- _AIM OF THE EXERCISE_:
Locate the lines where "bottom" occurs and copy them as they stand.

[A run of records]
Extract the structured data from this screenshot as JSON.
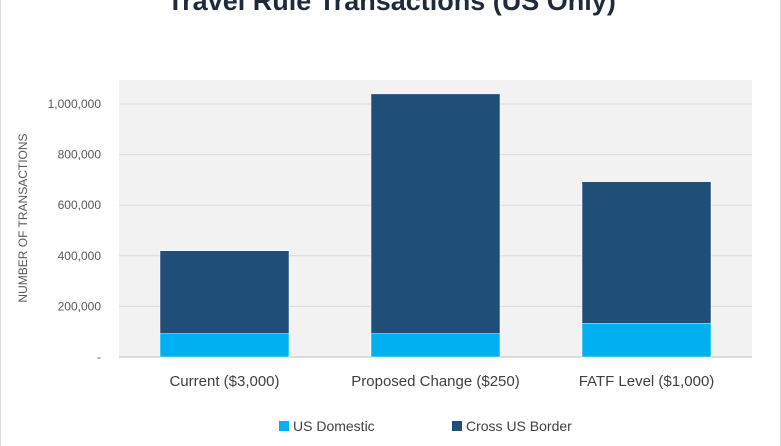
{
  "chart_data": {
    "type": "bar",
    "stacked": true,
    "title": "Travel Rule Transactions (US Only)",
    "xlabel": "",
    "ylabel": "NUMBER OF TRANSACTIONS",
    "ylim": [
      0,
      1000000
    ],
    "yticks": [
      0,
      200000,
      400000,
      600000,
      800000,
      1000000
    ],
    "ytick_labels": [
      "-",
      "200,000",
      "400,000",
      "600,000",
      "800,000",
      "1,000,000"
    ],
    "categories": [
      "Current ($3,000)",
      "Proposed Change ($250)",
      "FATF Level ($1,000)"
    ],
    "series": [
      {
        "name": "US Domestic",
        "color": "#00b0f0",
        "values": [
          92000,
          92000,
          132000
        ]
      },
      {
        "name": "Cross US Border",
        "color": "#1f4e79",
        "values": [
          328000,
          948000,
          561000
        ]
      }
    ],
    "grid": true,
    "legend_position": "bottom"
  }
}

...

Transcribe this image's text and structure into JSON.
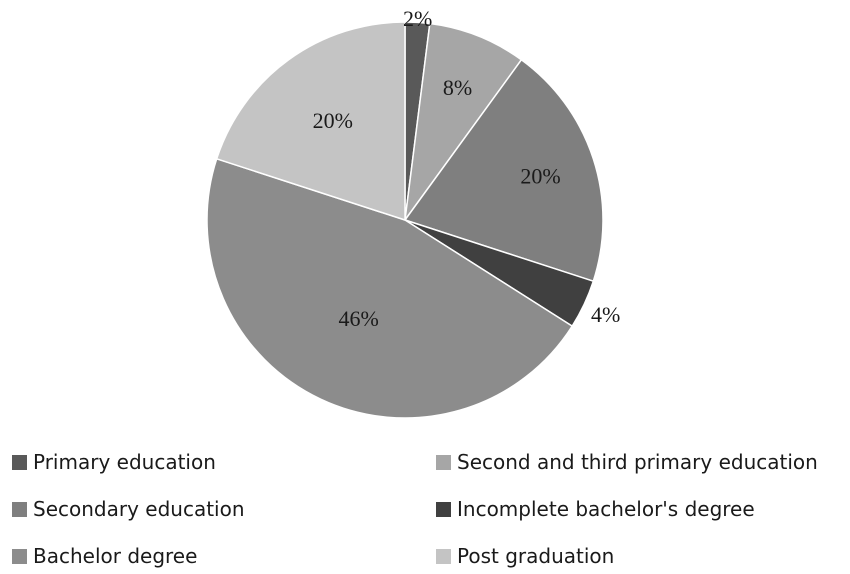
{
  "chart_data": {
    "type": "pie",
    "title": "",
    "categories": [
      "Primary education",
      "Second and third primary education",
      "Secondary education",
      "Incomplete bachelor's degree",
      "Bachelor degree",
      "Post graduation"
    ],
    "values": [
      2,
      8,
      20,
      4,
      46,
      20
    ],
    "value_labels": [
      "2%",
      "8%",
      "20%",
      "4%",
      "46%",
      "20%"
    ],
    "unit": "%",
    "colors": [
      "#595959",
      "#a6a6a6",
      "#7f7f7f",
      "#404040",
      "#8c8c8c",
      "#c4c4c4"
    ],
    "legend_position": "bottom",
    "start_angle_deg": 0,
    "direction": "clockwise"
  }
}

--

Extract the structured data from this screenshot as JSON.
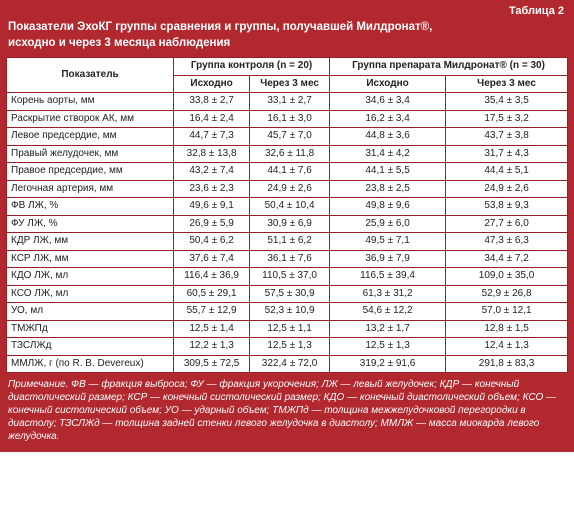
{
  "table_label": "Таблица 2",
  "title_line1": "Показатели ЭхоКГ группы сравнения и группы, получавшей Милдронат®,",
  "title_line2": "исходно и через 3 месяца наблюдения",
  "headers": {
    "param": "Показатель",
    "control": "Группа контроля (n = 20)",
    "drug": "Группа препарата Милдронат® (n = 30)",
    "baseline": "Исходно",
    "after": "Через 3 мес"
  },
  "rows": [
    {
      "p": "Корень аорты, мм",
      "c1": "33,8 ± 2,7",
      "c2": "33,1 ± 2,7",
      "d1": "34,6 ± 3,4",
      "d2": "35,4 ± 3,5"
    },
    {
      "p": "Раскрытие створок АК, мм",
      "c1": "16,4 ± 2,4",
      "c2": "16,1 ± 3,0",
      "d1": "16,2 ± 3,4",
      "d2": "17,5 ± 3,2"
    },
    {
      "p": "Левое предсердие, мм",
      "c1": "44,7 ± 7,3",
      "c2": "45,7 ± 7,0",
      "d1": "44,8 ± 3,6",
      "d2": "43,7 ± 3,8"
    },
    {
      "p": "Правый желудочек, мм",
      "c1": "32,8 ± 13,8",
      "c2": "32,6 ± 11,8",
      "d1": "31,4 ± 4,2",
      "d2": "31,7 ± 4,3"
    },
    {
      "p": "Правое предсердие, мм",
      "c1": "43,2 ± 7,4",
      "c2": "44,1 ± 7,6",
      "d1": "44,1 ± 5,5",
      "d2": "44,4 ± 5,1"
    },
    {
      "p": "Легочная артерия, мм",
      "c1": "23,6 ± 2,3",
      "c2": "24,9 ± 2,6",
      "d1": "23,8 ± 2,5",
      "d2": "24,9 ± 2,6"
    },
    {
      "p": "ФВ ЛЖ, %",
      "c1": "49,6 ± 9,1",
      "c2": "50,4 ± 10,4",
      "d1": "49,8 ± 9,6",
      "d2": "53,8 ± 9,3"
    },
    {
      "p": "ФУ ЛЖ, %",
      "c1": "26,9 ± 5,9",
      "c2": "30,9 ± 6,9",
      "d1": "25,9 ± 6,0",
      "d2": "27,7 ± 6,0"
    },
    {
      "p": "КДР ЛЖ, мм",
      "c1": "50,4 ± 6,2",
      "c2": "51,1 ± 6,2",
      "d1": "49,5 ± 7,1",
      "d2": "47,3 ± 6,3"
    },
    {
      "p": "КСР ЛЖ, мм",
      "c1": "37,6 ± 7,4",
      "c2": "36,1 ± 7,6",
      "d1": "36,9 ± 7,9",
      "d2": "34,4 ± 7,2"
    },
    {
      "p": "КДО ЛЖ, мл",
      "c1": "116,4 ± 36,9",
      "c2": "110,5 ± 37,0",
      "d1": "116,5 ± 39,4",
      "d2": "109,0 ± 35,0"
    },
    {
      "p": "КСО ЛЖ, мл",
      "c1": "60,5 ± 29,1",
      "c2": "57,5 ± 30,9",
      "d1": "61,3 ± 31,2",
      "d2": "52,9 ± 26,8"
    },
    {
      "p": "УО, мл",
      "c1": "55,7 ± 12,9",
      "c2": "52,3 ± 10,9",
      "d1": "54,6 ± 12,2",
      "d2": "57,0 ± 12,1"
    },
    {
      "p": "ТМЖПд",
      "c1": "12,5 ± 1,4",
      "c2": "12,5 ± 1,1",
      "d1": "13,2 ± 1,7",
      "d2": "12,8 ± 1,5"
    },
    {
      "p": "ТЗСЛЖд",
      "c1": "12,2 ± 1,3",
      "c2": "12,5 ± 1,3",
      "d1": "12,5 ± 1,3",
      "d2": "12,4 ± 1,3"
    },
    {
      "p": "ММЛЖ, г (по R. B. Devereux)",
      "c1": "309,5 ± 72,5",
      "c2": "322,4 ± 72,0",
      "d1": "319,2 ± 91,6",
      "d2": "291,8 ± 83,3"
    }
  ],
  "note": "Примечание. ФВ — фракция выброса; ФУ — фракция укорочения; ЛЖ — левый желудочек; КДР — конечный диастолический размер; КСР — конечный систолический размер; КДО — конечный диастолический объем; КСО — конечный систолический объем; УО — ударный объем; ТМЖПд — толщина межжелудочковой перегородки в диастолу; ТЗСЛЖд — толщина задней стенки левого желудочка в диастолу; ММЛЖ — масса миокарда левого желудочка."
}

- _PROBLEM SOLUTION_:
    "legend_position": "bottom"
    "legend_position": "bottom",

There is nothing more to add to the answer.